Dataset content:
· · ·
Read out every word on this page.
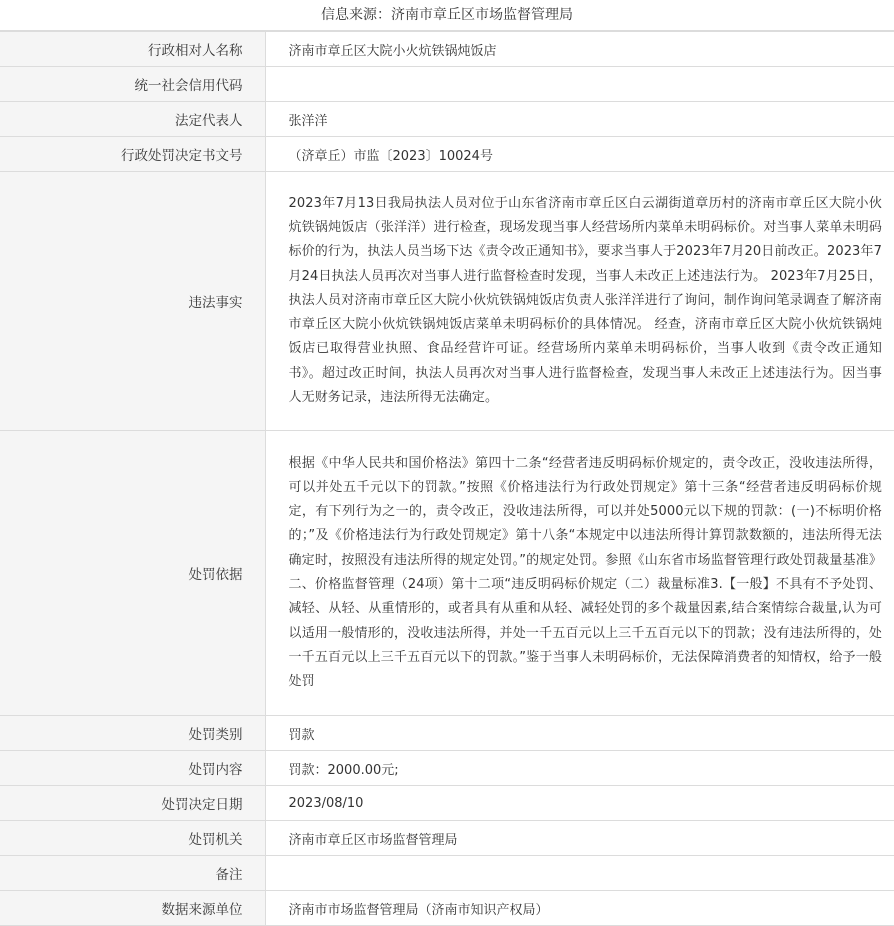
信息来源：济南市章丘区市场监督管理局
行政相对人名称	济南市章丘区大院小火炕铁锅炖饭店
统一社会信用代码	
法定代表人	张洋洋
行政处罚决定书文号	（济章丘）市监〔2023〕10024号
违法事实	2023年7月13日我局执法人员对位于山东省济南市章丘区白云湖街道章历村的济南市章丘区大院小伙炕铁锅炖饭店（张洋洋）进行检查，现场发现当事人经营场所内菜单未明码标价。对当事人菜单未明码标价的行为，执法人员当场下达《责令改正通知书》，要求当事人于2023年7月20日前改正。2023年7月24日执法人员再次对当事人进行监督检查时发现，当事人未改正上述违法行为。 2023年7月25日，执法人员对济南市章丘区大院小伙炕铁锅炖饭店负责人张洋洋进行了询问，制作询问笔录调查了解济南市章丘区大院小伙炕铁锅炖饭店菜单未明码标价的具体情况。 经查，济南市章丘区大院小伙炕铁锅炖饭店已取得营业执照、食品经营许可证。经营场所内菜单未明码标价，当事人收到《责令改正通知书》。超过改正时间，执法人员再次对当事人进行监督检查，发现当事人未改正上述违法行为。因当事人无财务记录，违法所得无法确定。
处罚依据	根据《中华人民共和国价格法》第四十二条“经营者违反明码标价规定的，责令改正，没收违法所得，可以并处五千元以下的罚款。”按照《价格违法行为行政处罚规定》第十三条“经营者违反明码标价规定，有下列行为之一的，责令改正，没收违法所得，可以并处5000元以下规的罚款：(一)不标明价格的；”及《价格违法行为行政处罚规定》第十八条“本规定中以违法所得计算罚款数额的，违法所得无法确定时，按照没有违法所得的规定处罚。”的规定处罚。参照《山东省市场监督管理行政处罚裁量基准》二、价格监督管理（24项）第十二项“违反明码标价规定（二）裁量标准3.【一般】不具有不予处罚、减轻、从轻、从重情形的，或者具有从重和从轻、减轻处罚的多个裁量因素,结合案情综合裁量,认为可以适用一般情形的，没收违法所得，并处一千五百元以上三千五百元以下的罚款；没有违法所得的，处一千五百元以上三千五百元以下的罚款。”鉴于当事人未明码标价，无法保障消费者的知情权，给予一般处罚
处罚类别	罚款
处罚内容	罚款：2000.00元;
处罚决定日期	2023/08/10
处罚机关	济南市章丘区市场监督管理局
备注	
数据来源单位	济南市市场监督管理局（济南市知识产权局）
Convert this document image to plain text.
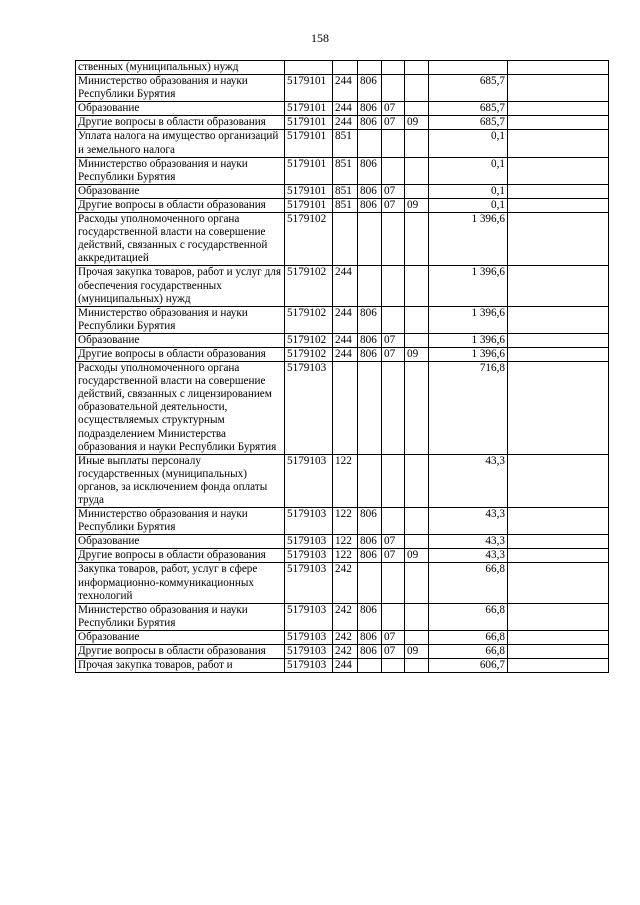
158
ственных (муниципальных) нужд							
Министерство образования и науки Республики Бурятия	5179101	244	806			685,7	
Образование	5179101	244	806	07		685,7	
Другие вопросы в области образования	5179101	244	806	07	09	685,7	
Уплата налога на имущество организаций и земельного налога	5179101	851				0,1	
Министерство образования и науки Республики Бурятия	5179101	851	806			0,1	
Образование	5179101	851	806	07		0,1	
Другие вопросы в области образования	5179101	851	806	07	09	0,1	
Расходы уполномоченного органа государственной власти на совершение действий, связанных с государственной аккредитацией	5179102					1 396,6	
Прочая закупка товаров, работ и услуг для обеспечения государственных (муниципальных) нужд	5179102	244				1 396,6	
Министерство образования и науки Республики Бурятия	5179102	244	806			1 396,6	
Образование	5179102	244	806	07		1 396,6	
Другие вопросы в области образования	5179102	244	806	07	09	1 396,6	
Расходы уполномоченного органа государственной власти на совершение действий, связанных с лицензированием образовательной деятельности, осуществляемых структурным подразделением Министерства образования и науки Республики Бурятия	5179103					716,8	
Иные выплаты персоналу государственных (муниципальных) органов, за исключением фонда оплаты труда	5179103	122				43,3	
Министерство образования и науки Республики Бурятия	5179103	122	806			43,3	
Образование	5179103	122	806	07		43,3	
Другие вопросы в области образования	5179103	122	806	07	09	43,3	
Закупка товаров, работ, услуг в сфере информационно-коммуникационных технологий	5179103	242				66,8	
Министерство образования и науки Республики Бурятия	5179103	242	806			66,8	
Образование	5179103	242	806	07		66,8	
Другие вопросы в области образования	5179103	242	806	07	09	66,8	
Прочая закупка товаров, работ и	5179103	244				606,7	
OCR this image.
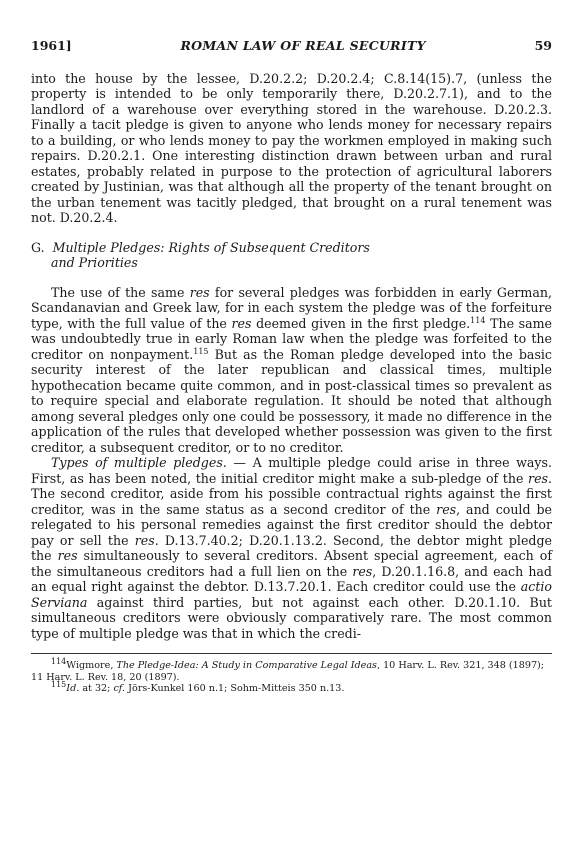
1961]	ROMAN LAW OF REAL SECURITY	59

into the house by the lessee, D.20.2.2; D.20.2.4; C.8.14(15).7, (unless the property is intended to be only temporarily there, D.20.2.7.1), and to the landlord of a warehouse over everything stored in the warehouse. D.20.2.3. Finally a tacit pledge is given to anyone who lends money for necessary repairs to a building, or who lends money to pay the workmen employed in making such repairs. D.20.2.1. One interesting distinction drawn between urban and rural estates, probably related in purpose to the protection of agricultural laborers created by Justinian, was that although all the property of the tenant brought on the urban tenement was tacitly pledged, that brought on a rural tenement was not. D.20.2.4.

G. Multiple Pledges: Rights of Subsequent Creditors
and Priorities

The use of the same res for several pledges was forbidden in early German, Scandanavian and Greek law, for in each system the pledge was of the forfeiture type, with the full value of the res deemed given in the first pledge.$^{114}$ The same was undoubtedly true in early Roman law when the pledge was forfeited to the creditor on nonpayment.$^{115}$ But as the Roman pledge developed into the basic security interest of the later republican and classical times, multiple hypothecation became quite common, and in post-classical times so prevalent as to require special and elaborate regulation. It should be noted that although among several pledges only one could be possessory, it made no difference in the application of the rules that developed whether possession was given to the first creditor, a subsequent creditor, or to no creditor.

Types of multiple pledges. — A multiple pledge could arise in three ways. First, as has been noted, the initial creditor might make a sub-pledge of the res. The second creditor, aside from his possible contractual rights against the first creditor, was in the same status as a second creditor of the res, and could be relegated to his personal remedies against the first creditor should the debtor pay or sell the res. D.13.7.40.2; D.20.1.13.2. Second, the debtor might pledge the res simultaneously to several creditors. Absent special agreement, each of the simultaneous creditors had a full lien on the res, D.20.1.16.8, and each had an equal right against the debtor. D.13.7.20.1. Each creditor could use the actio Serviana against third parties, but not against each other. D.20.1.10. But simultaneous creditors were obviously comparatively rare. The most common type of multiple pledge was that in which the credi-

$^{114}$Wigmore, The Pledge-Idea: A Study in Comparative Legal Ideas, 10 Harv. L. Rev. 321, 348 (1897); 11 Harv. L. Rev. 18, 20 (1897).

$^{115}$Id. at 32; cf. Jörs-Kunkel 160 n.1; Sohm-Mitteis 350 n.13.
· · ·
What the task asks:
Repeat the data exactly, without the pictures.

Solution to the problem:
Read out every word on this page.
信息来源：济南市章丘区市场监督管理局
行政相对人名称	济南市章丘区大院小火炕铁锅炖饭店
统一社会信用代码	
法定代表人	张洋洋
行政处罚决定书文号	（济章丘）市监〔2023〕10024号
违法事实	2023年7月13日我局执法人员对位于山东省济南市章丘区白云湖街道章历村的济南市章丘区大院小伙炕铁锅炖饭店（张洋洋）进行检查，现场发现当事人经营场所内菜单未明码标价。对当事人菜单未明码标价的行为，执法人员当场下达《责令改正通知书》，要求当事人于2023年7月20日前改正。2023年7月24日执法人员再次对当事人进行监督检查时发现，当事人未改正上述违法行为。 2023年7月25日，执法人员对济南市章丘区大院小伙炕铁锅炖饭店负责人张洋洋进行了询问，制作询问笔录调查了解济南市章丘区大院小伙炕铁锅炖饭店菜单未明码标价的具体情况。 经查，济南市章丘区大院小伙炕铁锅炖饭店已取得营业执照、食品经营许可证。经营场所内菜单未明码标价，当事人收到《责令改正通知书》。超过改正时间，执法人员再次对当事人进行监督检查，发现当事人未改正上述违法行为。因当事人无财务记录，违法所得无法确定。
处罚依据	根据《中华人民共和国价格法》第四十二条“经营者违反明码标价规定的，责令改正，没收违法所得，可以并处五千元以下的罚款。”按照《价格违法行为行政处罚规定》第十三条“经营者违反明码标价规定，有下列行为之一的，责令改正，没收违法所得，可以并处5000元以下规的罚款：(一)不标明价格的；”及《价格违法行为行政处罚规定》第十八条“本规定中以违法所得计算罚款数额的，违法所得无法确定时，按照没有违法所得的规定处罚。”的规定处罚。参照《山东省市场监督管理行政处罚裁量基准》二、价格监督管理（24项）第十二项“违反明码标价规定（二）裁量标准3.【一般】不具有不予处罚、减轻、从轻、从重情形的，或者具有从重和从轻、减轻处罚的多个裁量因素,结合案情综合裁量,认为可以适用一般情形的，没收违法所得，并处一千五百元以上三千五百元以下的罚款；没有违法所得的，处一千五百元以上三千五百元以下的罚款。”鉴于当事人未明码标价，无法保障消费者的知情权，给予一般处罚
处罚类别	罚款
处罚内容	罚款：2000.00元;
处罚决定日期	2023/08/10
处罚机关	济南市章丘区市场监督管理局
备注	
数据来源单位	济南市市场监督管理局（济南市知识产权局）
Convert this document image to plain text.
158
ственных (муниципальных) нужд							
Министерство образования и науки Республики Бурятия	5179101	244	806			685,7	
Образование	5179101	244	806	07		685,7	
Другие вопросы в области образования	5179101	244	806	07	09	685,7	
Уплата налога на имущество организаций и земельного налога	5179101	851				0,1	
Министерство образования и науки Республики Бурятия	5179101	851	806			0,1	
Образование	5179101	851	806	07		0,1	
Другие вопросы в области образования	5179101	851	806	07	09	0,1	
Расходы уполномоченного органа государственной власти на совершение действий, связанных с государственной аккредитацией	5179102					1 396,6	
Прочая закупка товаров, работ и услуг для обеспечения государственных (муниципальных) нужд	5179102	244				1 396,6	
Министерство образования и науки Республики Бурятия	5179102	244	806			1 396,6	
Образование	5179102	244	806	07		1 396,6	
Другие вопросы в области образования	5179102	244	806	07	09	1 396,6	
Расходы уполномоченного органа государственной власти на совершение действий, связанных с лицензированием образовательной деятельности, осуществляемых структурным подразделением Министерства образования и науки Республики Бурятия	5179103					716,8	
Иные выплаты персоналу государственных (муниципальных) органов, за исключением фонда оплаты труда	5179103	122				43,3	
Министерство образования и науки Республики Бурятия	5179103	122	806			43,3	
Образование	5179103	122	806	07		43,3	
Другие вопросы в области образования	5179103	122	806	07	09	43,3	
Закупка товаров, работ, услуг в сфере информационно-коммуникационных технологий	5179103	242				66,8	
Министерство образования и науки Республики Бурятия	5179103	242	806			66,8	
Образование	5179103	242	806	07		66,8	
Другие вопросы в области образования	5179103	242	806	07	09	66,8	
Прочая закупка товаров, работ и	5179103	244				606,7	
OCR this image.
1961]	ROMAN LAW OF REAL SECURITY	59

into the house by the lessee, D.20.2.2; D.20.2.4; C.8.14(15).7, (unless the property is intended to be only temporarily there, D.20.2.7.1), and to the landlord of a warehouse over everything stored in the warehouse. D.20.2.3. Finally a tacit pledge is given to anyone who lends money for necessary repairs to a building, or who lends money to pay the workmen employed in making such repairs. D.20.2.1. One interesting distinction drawn between urban and rural estates, probably related in purpose to the protection of agricultural laborers created by Justinian, was that although all the property of the tenant brought on the urban tenement was tacitly pledged, that brought on a rural tenement was not. D.20.2.4.

G. Multiple Pledges: Rights of Subsequent Creditors
and Priorities

The use of the same res for several pledges was forbidden in early German, Scandanavian and Greek law, for in each system the pledge was of the forfeiture type, with the full value of the res deemed given in the first pledge.$^{114}$ The same was undoubtedly true in early Roman law when the pledge was forfeited to the creditor on nonpayment.$^{115}$ But as the Roman pledge developed into the basic security interest of the later republican and classical times, multiple hypothecation became quite common, and in post-classical times so prevalent as to require special and elaborate regulation. It should be noted that although among several pledges only one could be possessory, it made no difference in the application of the rules that developed whether possession was given to the first creditor, a subsequent creditor, or to no creditor.

Types of multiple pledges. — A multiple pledge could arise in three ways. First, as has been noted, the initial creditor might make a sub-pledge of the res. The second creditor, aside from his possible contractual rights against the first creditor, was in the same status as a second creditor of the res, and could be relegated to his personal remedies against the first creditor should the debtor pay or sell the res. D.13.7.40.2; D.20.1.13.2. Second, the debtor might pledge the res simultaneously to several creditors. Absent special agreement, each of the simultaneous creditors had a full lien on the res, D.20.1.16.8, and each had an equal right against the debtor. D.13.7.20.1. Each creditor could use the actio Serviana against third parties, but not against each other. D.20.1.10. But simultaneous creditors were obviously comparatively rare. The most common type of multiple pledge was that in which the credi-

$^{114}$Wigmore, The Pledge-Idea: A Study in Comparative Legal Ideas, 10 Harv. L. Rev. 321, 348 (1897); 11 Harv. L. Rev. 18, 20 (1897).

$^{115}$Id. at 32; cf. Jörs-Kunkel 160 n.1; Sohm-Mitteis 350 n.13.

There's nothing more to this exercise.